#### [Short problem]
Count how many lines in this material contain "main". The answer is that number alone.
·····
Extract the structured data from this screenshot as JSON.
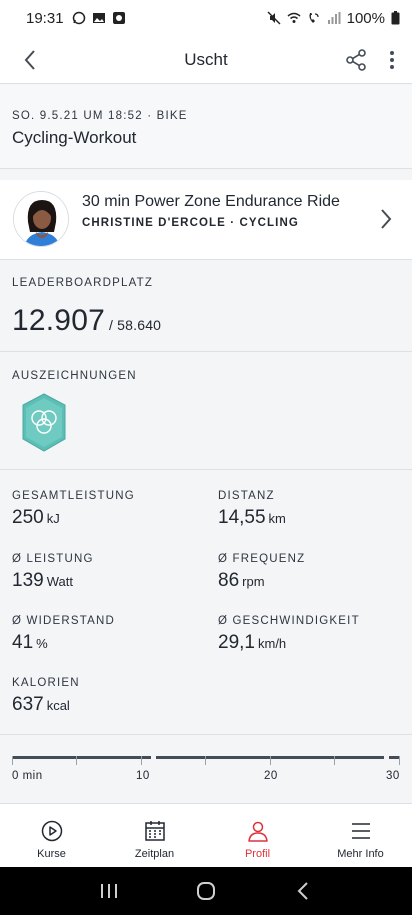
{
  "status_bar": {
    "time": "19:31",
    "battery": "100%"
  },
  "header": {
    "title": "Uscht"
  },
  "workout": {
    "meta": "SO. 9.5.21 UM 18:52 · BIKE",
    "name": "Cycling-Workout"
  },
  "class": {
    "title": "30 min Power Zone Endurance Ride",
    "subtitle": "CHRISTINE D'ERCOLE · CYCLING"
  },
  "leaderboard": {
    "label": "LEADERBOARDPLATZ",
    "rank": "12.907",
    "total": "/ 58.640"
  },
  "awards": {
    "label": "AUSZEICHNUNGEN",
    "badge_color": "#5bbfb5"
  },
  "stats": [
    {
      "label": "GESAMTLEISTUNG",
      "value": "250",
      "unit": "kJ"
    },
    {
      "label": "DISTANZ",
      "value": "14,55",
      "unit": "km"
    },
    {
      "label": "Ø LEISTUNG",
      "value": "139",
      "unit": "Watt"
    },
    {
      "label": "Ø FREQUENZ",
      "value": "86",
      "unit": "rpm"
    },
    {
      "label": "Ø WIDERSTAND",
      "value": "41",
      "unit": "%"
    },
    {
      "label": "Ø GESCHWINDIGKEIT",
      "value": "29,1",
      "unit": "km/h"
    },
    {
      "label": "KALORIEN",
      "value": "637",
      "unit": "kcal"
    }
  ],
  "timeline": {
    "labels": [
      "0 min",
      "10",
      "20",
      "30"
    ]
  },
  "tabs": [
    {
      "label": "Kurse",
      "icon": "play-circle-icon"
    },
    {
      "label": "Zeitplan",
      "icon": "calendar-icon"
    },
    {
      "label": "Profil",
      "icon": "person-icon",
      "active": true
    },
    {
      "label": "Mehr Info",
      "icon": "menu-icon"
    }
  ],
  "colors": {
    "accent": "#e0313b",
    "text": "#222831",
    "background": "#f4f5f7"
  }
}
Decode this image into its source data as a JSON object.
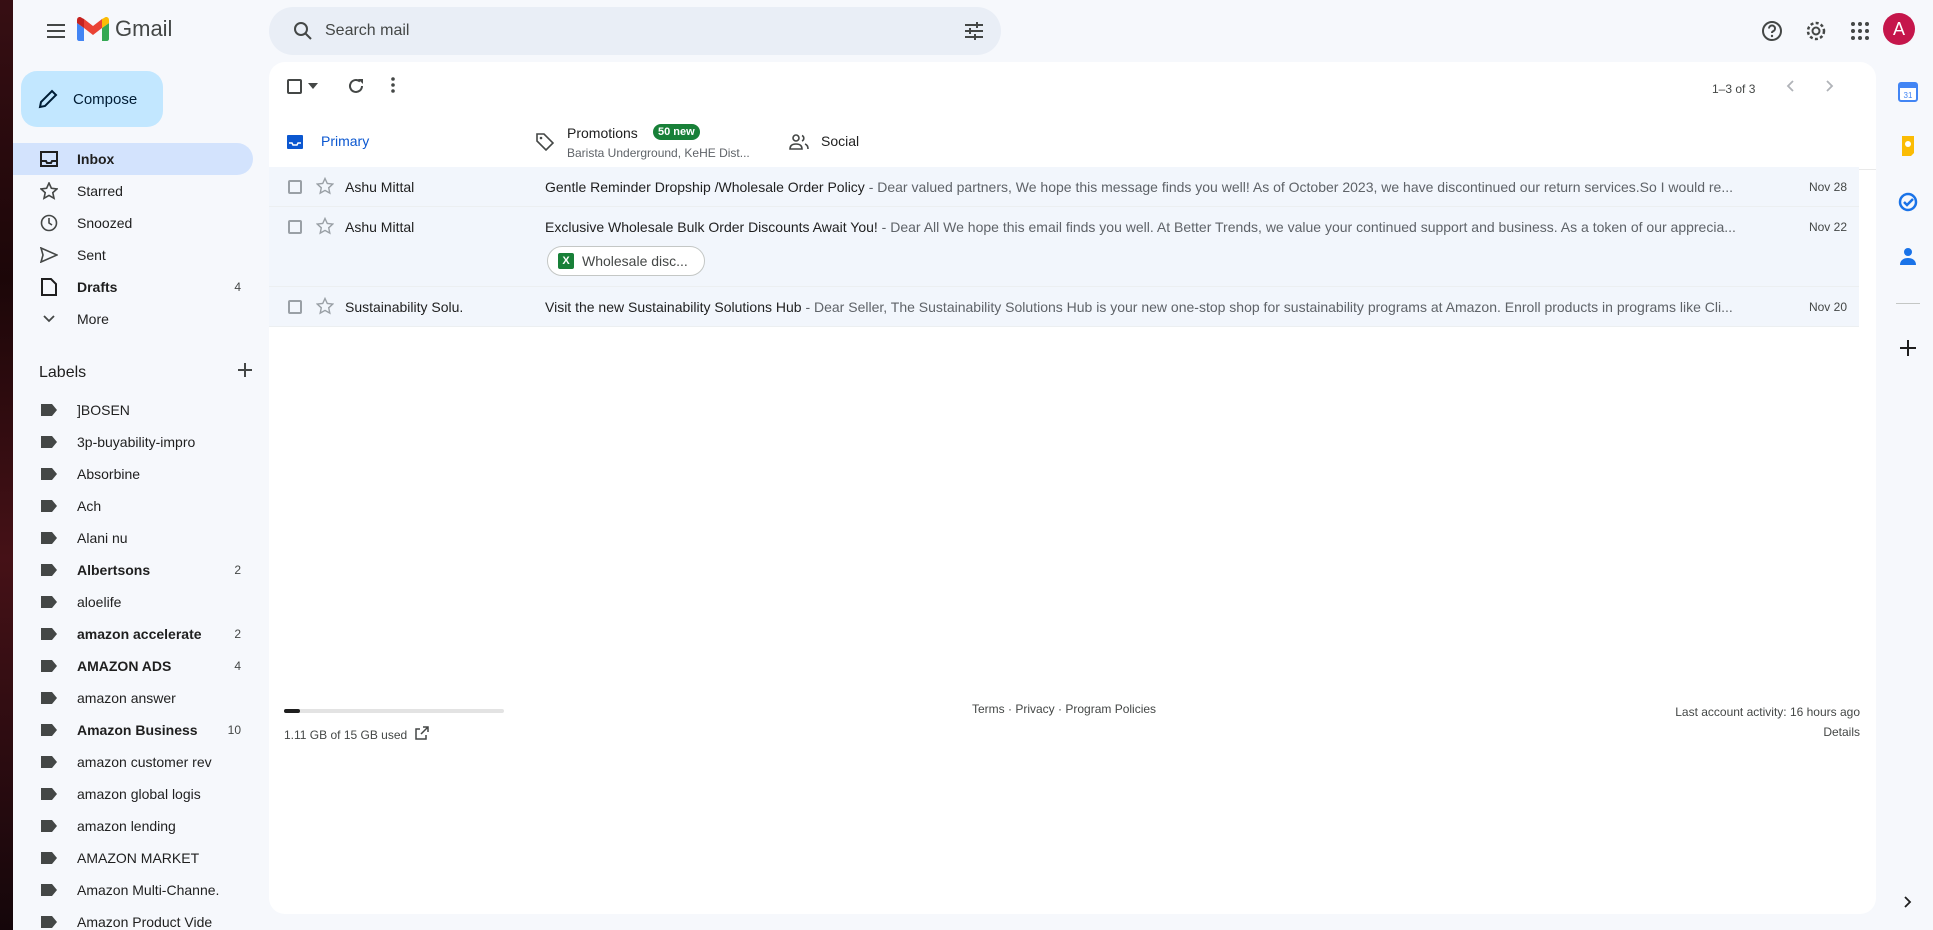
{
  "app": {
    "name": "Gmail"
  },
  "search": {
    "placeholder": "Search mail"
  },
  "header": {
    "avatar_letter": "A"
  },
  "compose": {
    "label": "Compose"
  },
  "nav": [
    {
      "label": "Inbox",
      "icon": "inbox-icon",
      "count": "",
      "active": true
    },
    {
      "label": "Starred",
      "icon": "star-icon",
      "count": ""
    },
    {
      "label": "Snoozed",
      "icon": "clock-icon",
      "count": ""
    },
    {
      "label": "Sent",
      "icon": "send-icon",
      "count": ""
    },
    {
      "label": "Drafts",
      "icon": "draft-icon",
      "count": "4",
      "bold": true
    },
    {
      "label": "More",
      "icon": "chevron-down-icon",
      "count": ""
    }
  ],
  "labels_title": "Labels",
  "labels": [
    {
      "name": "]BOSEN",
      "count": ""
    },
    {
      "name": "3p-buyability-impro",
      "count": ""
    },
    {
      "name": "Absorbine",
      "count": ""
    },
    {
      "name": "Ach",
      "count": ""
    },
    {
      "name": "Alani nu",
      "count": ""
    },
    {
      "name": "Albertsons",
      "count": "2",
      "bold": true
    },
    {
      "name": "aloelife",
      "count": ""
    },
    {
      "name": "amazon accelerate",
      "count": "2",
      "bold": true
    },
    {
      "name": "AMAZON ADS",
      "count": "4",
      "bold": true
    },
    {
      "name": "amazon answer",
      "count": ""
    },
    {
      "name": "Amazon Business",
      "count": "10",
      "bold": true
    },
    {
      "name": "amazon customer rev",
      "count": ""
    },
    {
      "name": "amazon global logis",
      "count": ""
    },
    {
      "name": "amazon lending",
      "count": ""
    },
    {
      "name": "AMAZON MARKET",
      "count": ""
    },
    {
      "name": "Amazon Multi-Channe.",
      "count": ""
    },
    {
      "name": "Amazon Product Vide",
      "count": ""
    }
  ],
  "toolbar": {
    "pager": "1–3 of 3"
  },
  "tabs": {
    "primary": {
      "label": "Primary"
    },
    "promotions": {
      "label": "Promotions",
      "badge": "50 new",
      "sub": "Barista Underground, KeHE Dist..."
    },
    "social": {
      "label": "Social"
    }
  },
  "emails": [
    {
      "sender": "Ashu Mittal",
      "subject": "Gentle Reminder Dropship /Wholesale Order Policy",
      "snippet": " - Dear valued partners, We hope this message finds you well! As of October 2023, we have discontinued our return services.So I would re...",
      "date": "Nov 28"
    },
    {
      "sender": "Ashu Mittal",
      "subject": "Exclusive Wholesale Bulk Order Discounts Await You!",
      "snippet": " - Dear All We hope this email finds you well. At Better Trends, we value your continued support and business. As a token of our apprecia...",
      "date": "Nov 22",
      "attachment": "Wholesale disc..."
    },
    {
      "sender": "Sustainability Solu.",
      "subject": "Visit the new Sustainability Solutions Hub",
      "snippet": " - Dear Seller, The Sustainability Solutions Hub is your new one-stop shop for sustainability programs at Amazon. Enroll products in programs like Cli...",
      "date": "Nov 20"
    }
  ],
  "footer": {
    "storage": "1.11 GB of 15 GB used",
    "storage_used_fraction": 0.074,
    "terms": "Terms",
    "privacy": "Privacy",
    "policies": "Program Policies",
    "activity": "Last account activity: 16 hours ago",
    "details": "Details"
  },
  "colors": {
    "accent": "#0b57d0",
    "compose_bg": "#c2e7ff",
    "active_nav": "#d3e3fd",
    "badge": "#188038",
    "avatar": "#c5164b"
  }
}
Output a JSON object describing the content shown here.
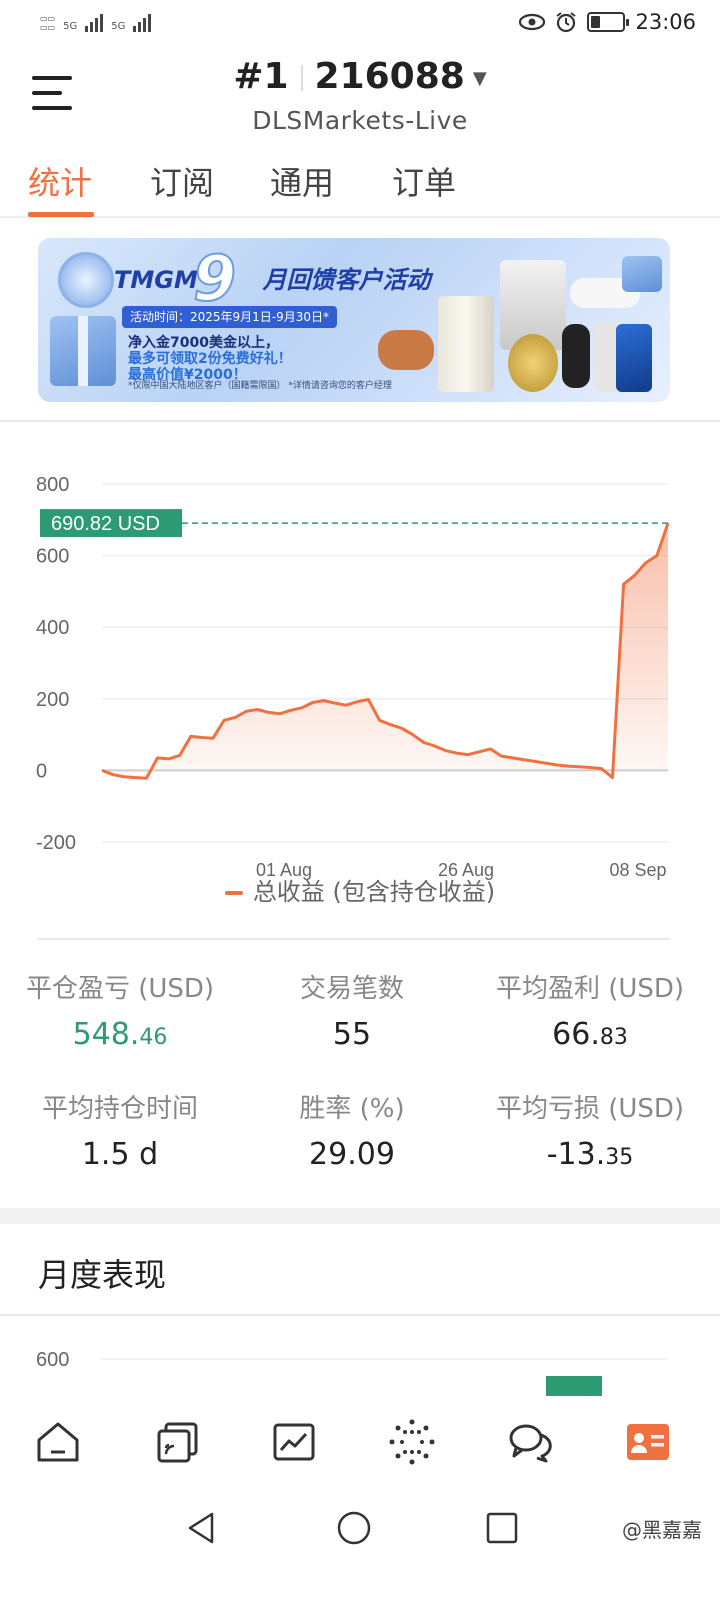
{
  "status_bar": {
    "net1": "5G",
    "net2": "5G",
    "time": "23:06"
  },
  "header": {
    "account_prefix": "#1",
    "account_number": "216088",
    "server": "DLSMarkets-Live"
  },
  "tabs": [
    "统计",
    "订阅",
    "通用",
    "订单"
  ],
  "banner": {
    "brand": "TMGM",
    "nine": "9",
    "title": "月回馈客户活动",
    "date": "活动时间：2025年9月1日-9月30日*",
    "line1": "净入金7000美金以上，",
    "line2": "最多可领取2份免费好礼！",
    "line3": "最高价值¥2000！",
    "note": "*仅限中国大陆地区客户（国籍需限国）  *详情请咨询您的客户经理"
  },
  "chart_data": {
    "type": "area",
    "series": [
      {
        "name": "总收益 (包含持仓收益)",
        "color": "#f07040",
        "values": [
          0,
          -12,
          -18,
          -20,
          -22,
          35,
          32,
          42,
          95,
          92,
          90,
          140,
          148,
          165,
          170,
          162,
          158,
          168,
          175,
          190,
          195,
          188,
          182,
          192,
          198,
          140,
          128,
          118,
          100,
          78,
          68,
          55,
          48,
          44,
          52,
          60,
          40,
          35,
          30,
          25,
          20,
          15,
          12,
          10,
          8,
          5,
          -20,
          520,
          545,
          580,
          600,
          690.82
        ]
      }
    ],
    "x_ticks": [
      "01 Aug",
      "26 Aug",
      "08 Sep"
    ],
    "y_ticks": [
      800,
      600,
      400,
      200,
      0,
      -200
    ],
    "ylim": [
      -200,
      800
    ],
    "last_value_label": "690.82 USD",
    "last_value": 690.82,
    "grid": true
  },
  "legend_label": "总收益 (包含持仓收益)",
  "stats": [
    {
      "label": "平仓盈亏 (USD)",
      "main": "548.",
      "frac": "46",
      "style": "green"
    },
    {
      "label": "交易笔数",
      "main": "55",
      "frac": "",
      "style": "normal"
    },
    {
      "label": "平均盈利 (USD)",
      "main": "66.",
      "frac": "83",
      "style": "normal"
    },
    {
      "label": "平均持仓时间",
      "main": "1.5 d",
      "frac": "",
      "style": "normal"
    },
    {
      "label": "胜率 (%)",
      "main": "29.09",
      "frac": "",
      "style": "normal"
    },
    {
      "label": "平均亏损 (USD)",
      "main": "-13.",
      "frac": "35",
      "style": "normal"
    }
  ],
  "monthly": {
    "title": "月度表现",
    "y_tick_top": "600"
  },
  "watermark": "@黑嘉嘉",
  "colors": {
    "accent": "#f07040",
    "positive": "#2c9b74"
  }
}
·····
#### [Expected answer]
6